Leave the pictures out. Return all other data exactly.

··· Available data ···

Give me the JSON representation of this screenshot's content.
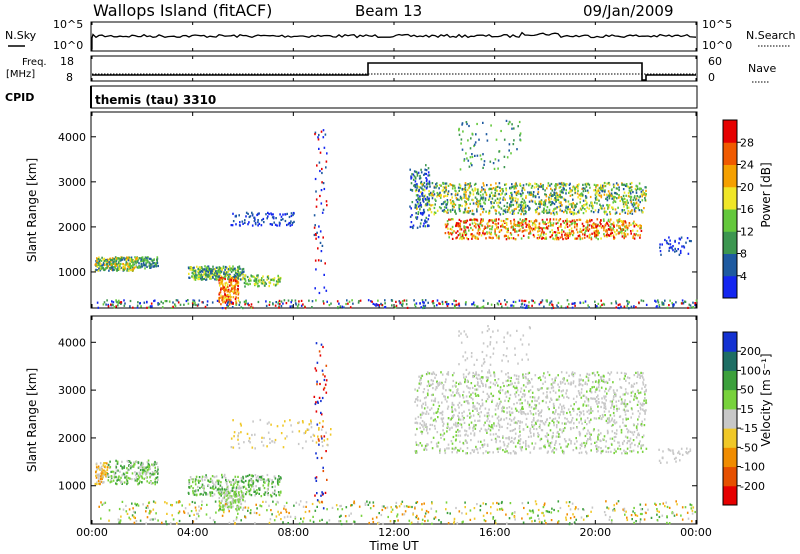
{
  "header": {
    "site": "Wallops Island (fitACF)",
    "beam": "Beam 13",
    "date": "09/Jan/2009"
  },
  "top_panels": {
    "nsky_label": "N.Sky",
    "nsearch_label": "N.Search",
    "noise_ticks": [
      "10^5",
      "10^0"
    ],
    "freq_label": "Freq.",
    "freq_unit": "[MHz]",
    "freq_ticks": [
      "18",
      "8"
    ],
    "nave_label": "Nave",
    "nave_ticks": [
      "60",
      "0"
    ],
    "cpid_label": "CPID",
    "cpid_value": "themis (tau) 3310"
  },
  "chart_data": [
    {
      "type": "heatmap",
      "ylabel": "Slant Range [km]",
      "xlabel": "",
      "x_ticks": [
        "00:00",
        "04:00",
        "08:00",
        "12:00",
        "16:00",
        "20:00",
        "00:00"
      ],
      "y_ticks": [
        "1000",
        "2000",
        "3000",
        "4000"
      ],
      "ylim": [
        200,
        4550
      ],
      "colorbar_label": "Power [dB]",
      "colorbar_ticks": [
        "4",
        "8",
        "12",
        "16",
        "20",
        "24",
        "28"
      ],
      "colors": [
        "#1426f0",
        "#1e5aa0",
        "#3c9650",
        "#64c83c",
        "#f0e628",
        "#f5a000",
        "#f05a00",
        "#e60000"
      ]
    },
    {
      "type": "heatmap",
      "ylabel": "Slant Range [km]",
      "xlabel": "Time UT",
      "x_ticks": [
        "00:00",
        "04:00",
        "08:00",
        "12:00",
        "16:00",
        "20:00",
        "00:00"
      ],
      "y_ticks": [
        "1000",
        "2000",
        "3000",
        "4000"
      ],
      "ylim": [
        200,
        4550
      ],
      "colorbar_label": "Velocity [m s⁻¹]",
      "colorbar_ticks": [
        "200",
        "100",
        "50",
        "15",
        "-15",
        "-50",
        "-100",
        "-200"
      ],
      "colors": [
        "#1432d2",
        "#1e6e64",
        "#3ca03c",
        "#78d23c",
        "#c8c8c8",
        "#f0c828",
        "#f08c00",
        "#e65000",
        "#e60000"
      ]
    }
  ]
}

···

Solution for this problem
Give me the JSON representation of this screenshot's content.
{
  "header": {
    "site": "Wallops Island (fitACF)",
    "beam": "Beam 13",
    "date": "09/Jan/2009"
  },
  "top_panels": {
    "nsky_label": "N.Sky",
    "nsearch_label": "N.Search",
    "noise_ticks": [
      "10^5",
      "10^0"
    ],
    "freq_label": "Freq.",
    "freq_unit": "[MHz]",
    "freq_ticks": [
      "18",
      "8"
    ],
    "nave_label": "Nave",
    "nave_ticks": [
      "60",
      "0"
    ],
    "cpid_label": "CPID",
    "cpid_value": "themis (tau) 3310"
  },
  "chart_data": [
    {
      "type": "heatmap",
      "ylabel": "Slant Range [km]",
      "xlabel": "",
      "x_ticks": [
        "00:00",
        "04:00",
        "08:00",
        "12:00",
        "16:00",
        "20:00",
        "00:00"
      ],
      "y_ticks": [
        "1000",
        "2000",
        "3000",
        "4000"
      ],
      "ylim": [
        200,
        4550
      ],
      "colorbar_label": "Power [dB]",
      "colorbar_ticks": [
        "4",
        "8",
        "12",
        "16",
        "20",
        "24",
        "28"
      ],
      "colors": [
        "#1426f0",
        "#1e5aa0",
        "#3c9650",
        "#64c83c",
        "#f0e628",
        "#f5a000",
        "#f05a00",
        "#e60000"
      ]
    },
    {
      "type": "heatmap",
      "ylabel": "Slant Range [km]",
      "xlabel": "Time UT",
      "x_ticks": [
        "00:00",
        "04:00",
        "08:00",
        "12:00",
        "16:00",
        "20:00",
        "00:00"
      ],
      "y_ticks": [
        "1000",
        "2000",
        "3000",
        "4000"
      ],
      "ylim": [
        200,
        4550
      ],
      "colorbar_label": "Velocity [m s⁻¹]",
      "colorbar_ticks": [
        "200",
        "100",
        "50",
        "15",
        "-15",
        "-50",
        "-100",
        "-200"
      ],
      "colors": [
        "#1432d2",
        "#1e6e64",
        "#3ca03c",
        "#78d23c",
        "#c8c8c8",
        "#f0c828",
        "#f08c00",
        "#e65000",
        "#e60000"
      ]
    }
  ]
}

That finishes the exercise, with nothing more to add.